**About this exercise:** With nothing omitted, transcribe the entries exactly as written.
*** Block opens ***
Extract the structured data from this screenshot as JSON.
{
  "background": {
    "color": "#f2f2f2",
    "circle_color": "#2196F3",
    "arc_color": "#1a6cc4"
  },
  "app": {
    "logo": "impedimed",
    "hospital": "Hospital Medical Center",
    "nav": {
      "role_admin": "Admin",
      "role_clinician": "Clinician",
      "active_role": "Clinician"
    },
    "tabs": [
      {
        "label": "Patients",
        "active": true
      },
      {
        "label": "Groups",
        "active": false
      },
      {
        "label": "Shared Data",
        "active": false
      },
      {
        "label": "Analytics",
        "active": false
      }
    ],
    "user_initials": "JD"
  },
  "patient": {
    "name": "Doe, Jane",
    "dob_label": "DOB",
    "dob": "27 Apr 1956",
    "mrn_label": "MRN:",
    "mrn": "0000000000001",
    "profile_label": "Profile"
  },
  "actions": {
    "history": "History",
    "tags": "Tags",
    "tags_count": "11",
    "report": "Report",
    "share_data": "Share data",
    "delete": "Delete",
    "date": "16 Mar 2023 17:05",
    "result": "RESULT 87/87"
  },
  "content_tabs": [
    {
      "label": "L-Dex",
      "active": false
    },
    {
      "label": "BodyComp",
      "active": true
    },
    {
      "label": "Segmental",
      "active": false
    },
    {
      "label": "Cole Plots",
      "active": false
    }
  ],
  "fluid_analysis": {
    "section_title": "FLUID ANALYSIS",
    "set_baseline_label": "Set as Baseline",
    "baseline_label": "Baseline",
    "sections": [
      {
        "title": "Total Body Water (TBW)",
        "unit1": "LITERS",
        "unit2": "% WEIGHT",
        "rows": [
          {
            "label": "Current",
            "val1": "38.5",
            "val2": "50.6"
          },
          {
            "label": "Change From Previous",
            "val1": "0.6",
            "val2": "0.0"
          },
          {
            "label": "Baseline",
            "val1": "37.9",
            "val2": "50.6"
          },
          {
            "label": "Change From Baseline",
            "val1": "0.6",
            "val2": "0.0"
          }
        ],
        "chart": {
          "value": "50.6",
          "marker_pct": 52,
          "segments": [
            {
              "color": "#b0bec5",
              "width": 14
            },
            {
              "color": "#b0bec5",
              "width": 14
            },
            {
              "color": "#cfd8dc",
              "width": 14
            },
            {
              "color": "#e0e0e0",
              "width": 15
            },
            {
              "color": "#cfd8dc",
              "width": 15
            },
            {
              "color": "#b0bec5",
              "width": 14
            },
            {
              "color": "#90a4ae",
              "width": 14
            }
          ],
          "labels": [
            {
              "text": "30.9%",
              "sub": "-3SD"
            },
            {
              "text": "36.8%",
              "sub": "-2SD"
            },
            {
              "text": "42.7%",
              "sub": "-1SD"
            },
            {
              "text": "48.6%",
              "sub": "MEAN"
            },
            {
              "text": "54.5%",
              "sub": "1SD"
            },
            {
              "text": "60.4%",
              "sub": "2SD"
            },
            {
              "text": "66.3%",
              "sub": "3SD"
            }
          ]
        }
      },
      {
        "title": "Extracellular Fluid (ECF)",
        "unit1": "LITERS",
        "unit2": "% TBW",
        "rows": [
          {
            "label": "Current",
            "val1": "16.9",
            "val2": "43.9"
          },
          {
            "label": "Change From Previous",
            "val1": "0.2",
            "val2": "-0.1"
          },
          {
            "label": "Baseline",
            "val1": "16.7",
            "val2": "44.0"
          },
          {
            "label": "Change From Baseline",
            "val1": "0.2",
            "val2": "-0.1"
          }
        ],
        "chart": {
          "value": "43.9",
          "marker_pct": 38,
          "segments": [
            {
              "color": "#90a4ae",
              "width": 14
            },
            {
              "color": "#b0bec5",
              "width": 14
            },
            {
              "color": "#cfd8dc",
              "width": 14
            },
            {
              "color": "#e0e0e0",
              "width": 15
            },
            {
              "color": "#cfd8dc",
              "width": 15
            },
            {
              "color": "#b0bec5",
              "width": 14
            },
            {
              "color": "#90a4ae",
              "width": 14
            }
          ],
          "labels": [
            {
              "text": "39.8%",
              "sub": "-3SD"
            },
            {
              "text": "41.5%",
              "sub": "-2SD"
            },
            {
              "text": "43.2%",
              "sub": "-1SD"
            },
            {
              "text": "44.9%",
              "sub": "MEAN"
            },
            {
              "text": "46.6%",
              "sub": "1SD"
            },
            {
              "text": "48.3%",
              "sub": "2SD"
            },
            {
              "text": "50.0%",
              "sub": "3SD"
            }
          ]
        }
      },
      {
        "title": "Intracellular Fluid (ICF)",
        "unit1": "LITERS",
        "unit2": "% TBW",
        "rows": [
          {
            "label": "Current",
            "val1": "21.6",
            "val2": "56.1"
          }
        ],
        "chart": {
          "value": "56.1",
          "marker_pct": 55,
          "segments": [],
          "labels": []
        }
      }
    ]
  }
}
*** Block closes ***
**Answer box:**
Extract the structured data from this screenshot as JSON.
{
  "background": {
    "color": "#f2f2f2",
    "circle_color": "#2196F3",
    "arc_color": "#1a6cc4"
  },
  "app": {
    "logo": "impedimed",
    "hospital": "Hospital Medical Center",
    "nav": {
      "role_admin": "Admin",
      "role_clinician": "Clinician",
      "active_role": "Clinician"
    },
    "tabs": [
      {
        "label": "Patients",
        "active": true
      },
      {
        "label": "Groups",
        "active": false
      },
      {
        "label": "Shared Data",
        "active": false
      },
      {
        "label": "Analytics",
        "active": false
      }
    ],
    "user_initials": "JD"
  },
  "patient": {
    "name": "Doe, Jane",
    "dob_label": "DOB",
    "dob": "27 Apr 1956",
    "mrn_label": "MRN:",
    "mrn": "0000000000001",
    "profile_label": "Profile"
  },
  "actions": {
    "history": "History",
    "tags": "Tags",
    "tags_count": "11",
    "report": "Report",
    "share_data": "Share data",
    "delete": "Delete",
    "date": "16 Mar 2023 17:05",
    "result": "RESULT 87/87"
  },
  "content_tabs": [
    {
      "label": "L-Dex",
      "active": false
    },
    {
      "label": "BodyComp",
      "active": true
    },
    {
      "label": "Segmental",
      "active": false
    },
    {
      "label": "Cole Plots",
      "active": false
    }
  ],
  "fluid_analysis": {
    "section_title": "FLUID ANALYSIS",
    "set_baseline_label": "Set as Baseline",
    "baseline_label": "Baseline",
    "sections": [
      {
        "title": "Total Body Water (TBW)",
        "unit1": "LITERS",
        "unit2": "% WEIGHT",
        "rows": [
          {
            "label": "Current",
            "val1": "38.5",
            "val2": "50.6"
          },
          {
            "label": "Change From Previous",
            "val1": "0.6",
            "val2": "0.0"
          },
          {
            "label": "Baseline",
            "val1": "37.9",
            "val2": "50.6"
          },
          {
            "label": "Change From Baseline",
            "val1": "0.6",
            "val2": "0.0"
          }
        ],
        "chart": {
          "value": "50.6",
          "marker_pct": 52,
          "segments": [
            {
              "color": "#b0bec5",
              "width": 14
            },
            {
              "color": "#b0bec5",
              "width": 14
            },
            {
              "color": "#cfd8dc",
              "width": 14
            },
            {
              "color": "#e0e0e0",
              "width": 15
            },
            {
              "color": "#cfd8dc",
              "width": 15
            },
            {
              "color": "#b0bec5",
              "width": 14
            },
            {
              "color": "#90a4ae",
              "width": 14
            }
          ],
          "labels": [
            {
              "text": "30.9%",
              "sub": "-3SD"
            },
            {
              "text": "36.8%",
              "sub": "-2SD"
            },
            {
              "text": "42.7%",
              "sub": "-1SD"
            },
            {
              "text": "48.6%",
              "sub": "MEAN"
            },
            {
              "text": "54.5%",
              "sub": "1SD"
            },
            {
              "text": "60.4%",
              "sub": "2SD"
            },
            {
              "text": "66.3%",
              "sub": "3SD"
            }
          ]
        }
      },
      {
        "title": "Extracellular Fluid (ECF)",
        "unit1": "LITERS",
        "unit2": "% TBW",
        "rows": [
          {
            "label": "Current",
            "val1": "16.9",
            "val2": "43.9"
          },
          {
            "label": "Change From Previous",
            "val1": "0.2",
            "val2": "-0.1"
          },
          {
            "label": "Baseline",
            "val1": "16.7",
            "val2": "44.0"
          },
          {
            "label": "Change From Baseline",
            "val1": "0.2",
            "val2": "-0.1"
          }
        ],
        "chart": {
          "value": "43.9",
          "marker_pct": 38,
          "segments": [
            {
              "color": "#90a4ae",
              "width": 14
            },
            {
              "color": "#b0bec5",
              "width": 14
            },
            {
              "color": "#cfd8dc",
              "width": 14
            },
            {
              "color": "#e0e0e0",
              "width": 15
            },
            {
              "color": "#cfd8dc",
              "width": 15
            },
            {
              "color": "#b0bec5",
              "width": 14
            },
            {
              "color": "#90a4ae",
              "width": 14
            }
          ],
          "labels": [
            {
              "text": "39.8%",
              "sub": "-3SD"
            },
            {
              "text": "41.5%",
              "sub": "-2SD"
            },
            {
              "text": "43.2%",
              "sub": "-1SD"
            },
            {
              "text": "44.9%",
              "sub": "MEAN"
            },
            {
              "text": "46.6%",
              "sub": "1SD"
            },
            {
              "text": "48.3%",
              "sub": "2SD"
            },
            {
              "text": "50.0%",
              "sub": "3SD"
            }
          ]
        }
      },
      {
        "title": "Intracellular Fluid (ICF)",
        "unit1": "LITERS",
        "unit2": "% TBW",
        "rows": [
          {
            "label": "Current",
            "val1": "21.6",
            "val2": "56.1"
          }
        ],
        "chart": {
          "value": "56.1",
          "marker_pct": 55,
          "segments": [],
          "labels": []
        }
      }
    ]
  }
}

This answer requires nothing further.